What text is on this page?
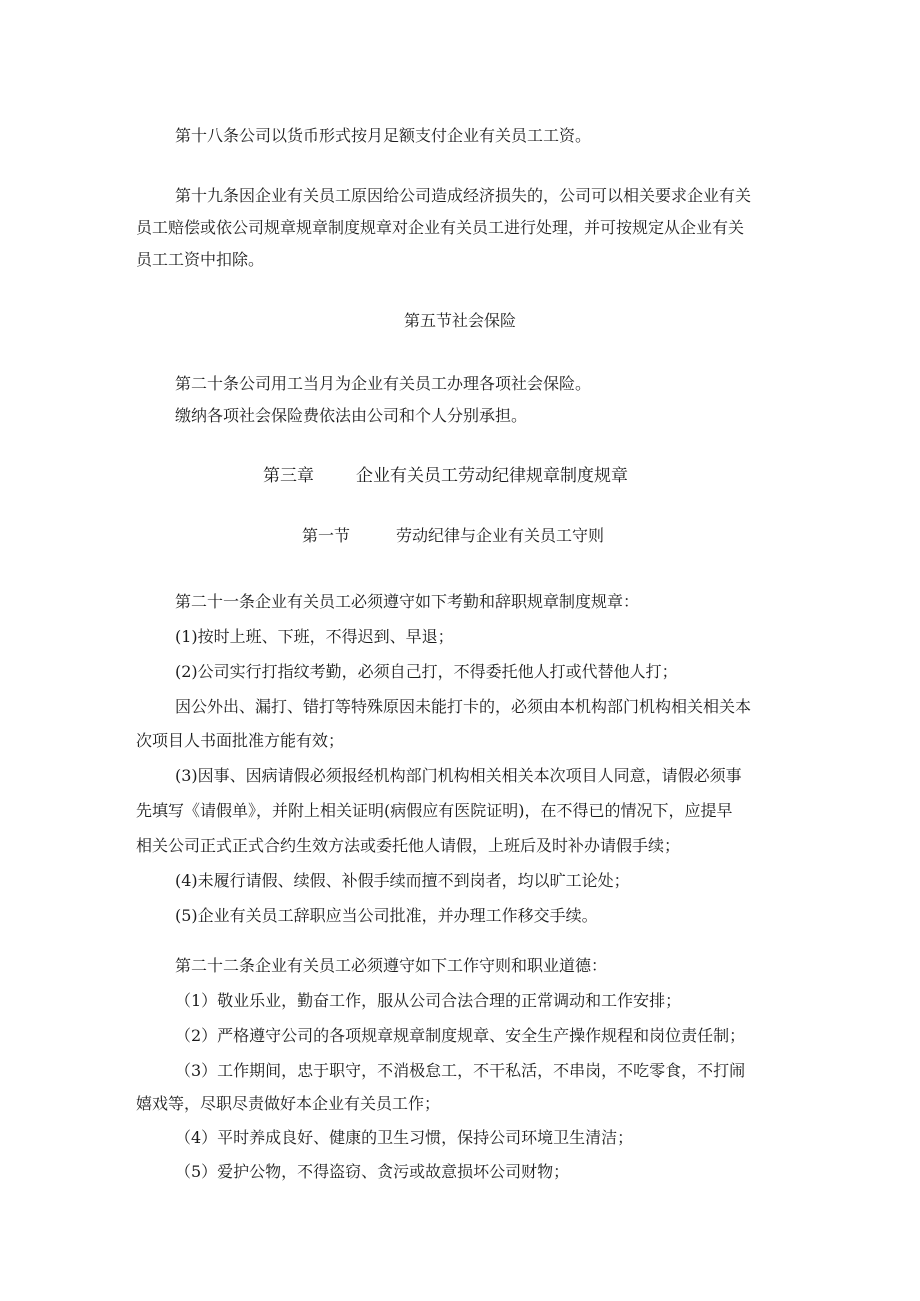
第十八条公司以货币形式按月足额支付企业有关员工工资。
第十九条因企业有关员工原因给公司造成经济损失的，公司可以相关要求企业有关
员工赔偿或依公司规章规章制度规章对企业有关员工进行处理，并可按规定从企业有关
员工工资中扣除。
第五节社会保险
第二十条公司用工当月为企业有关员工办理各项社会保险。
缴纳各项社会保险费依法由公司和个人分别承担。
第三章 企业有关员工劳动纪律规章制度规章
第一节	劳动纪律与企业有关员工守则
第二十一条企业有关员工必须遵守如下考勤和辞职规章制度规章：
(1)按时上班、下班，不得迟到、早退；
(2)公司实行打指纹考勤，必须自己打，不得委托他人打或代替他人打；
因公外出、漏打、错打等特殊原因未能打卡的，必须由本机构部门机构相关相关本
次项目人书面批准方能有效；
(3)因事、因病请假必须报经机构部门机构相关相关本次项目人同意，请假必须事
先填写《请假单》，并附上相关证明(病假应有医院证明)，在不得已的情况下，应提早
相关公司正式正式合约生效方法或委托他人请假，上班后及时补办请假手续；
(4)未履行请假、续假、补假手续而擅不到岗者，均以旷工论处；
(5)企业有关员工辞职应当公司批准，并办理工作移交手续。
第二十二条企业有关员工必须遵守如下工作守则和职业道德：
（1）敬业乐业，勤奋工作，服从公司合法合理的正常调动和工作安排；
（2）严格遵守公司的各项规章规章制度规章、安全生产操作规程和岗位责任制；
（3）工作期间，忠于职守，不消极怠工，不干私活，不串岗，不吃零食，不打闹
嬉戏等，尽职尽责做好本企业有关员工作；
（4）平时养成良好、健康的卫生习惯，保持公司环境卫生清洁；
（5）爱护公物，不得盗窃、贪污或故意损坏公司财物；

====================

▶ [EXERCISE OBJECTIVE]:
Copy all the data exactly as written, but skip any picture.

▶ [OUTPUT FOR THIS TASK]:
What text is on this page?
第十八条公司以货币形式按月足额支付企业有关员工工资。
第十九条因企业有关员工原因给公司造成经济损失的，公司可以相关要求企业有关
员工赔偿或依公司规章规章制度规章对企业有关员工进行处理，并可按规定从企业有关
员工工资中扣除。
第五节社会保险
第二十条公司用工当月为企业有关员工办理各项社会保险。
缴纳各项社会保险费依法由公司和个人分别承担。
第三章 企业有关员工劳动纪律规章制度规章
第一节	劳动纪律与企业有关员工守则
第二十一条企业有关员工必须遵守如下考勤和辞职规章制度规章：
(1)按时上班、下班，不得迟到、早退；
(2)公司实行打指纹考勤，必须自己打，不得委托他人打或代替他人打；
因公外出、漏打、错打等特殊原因未能打卡的，必须由本机构部门机构相关相关本
次项目人书面批准方能有效；
(3)因事、因病请假必须报经机构部门机构相关相关本次项目人同意，请假必须事
先填写《请假单》，并附上相关证明(病假应有医院证明)，在不得已的情况下，应提早
相关公司正式正式合约生效方法或委托他人请假，上班后及时补办请假手续；
(4)未履行请假、续假、补假手续而擅不到岗者，均以旷工论处；
(5)企业有关员工辞职应当公司批准，并办理工作移交手续。
第二十二条企业有关员工必须遵守如下工作守则和职业道德：
（1）敬业乐业，勤奋工作，服从公司合法合理的正常调动和工作安排；
（2）严格遵守公司的各项规章规章制度规章、安全生产操作规程和岗位责任制；
（3）工作期间，忠于职守，不消极怠工，不干私活，不串岗，不吃零食，不打闹
嬉戏等，尽职尽责做好本企业有关员工作；
（4）平时养成良好、健康的卫生习惯，保持公司环境卫生清洁；
（5）爱护公物，不得盗窃、贪污或故意损坏公司财物；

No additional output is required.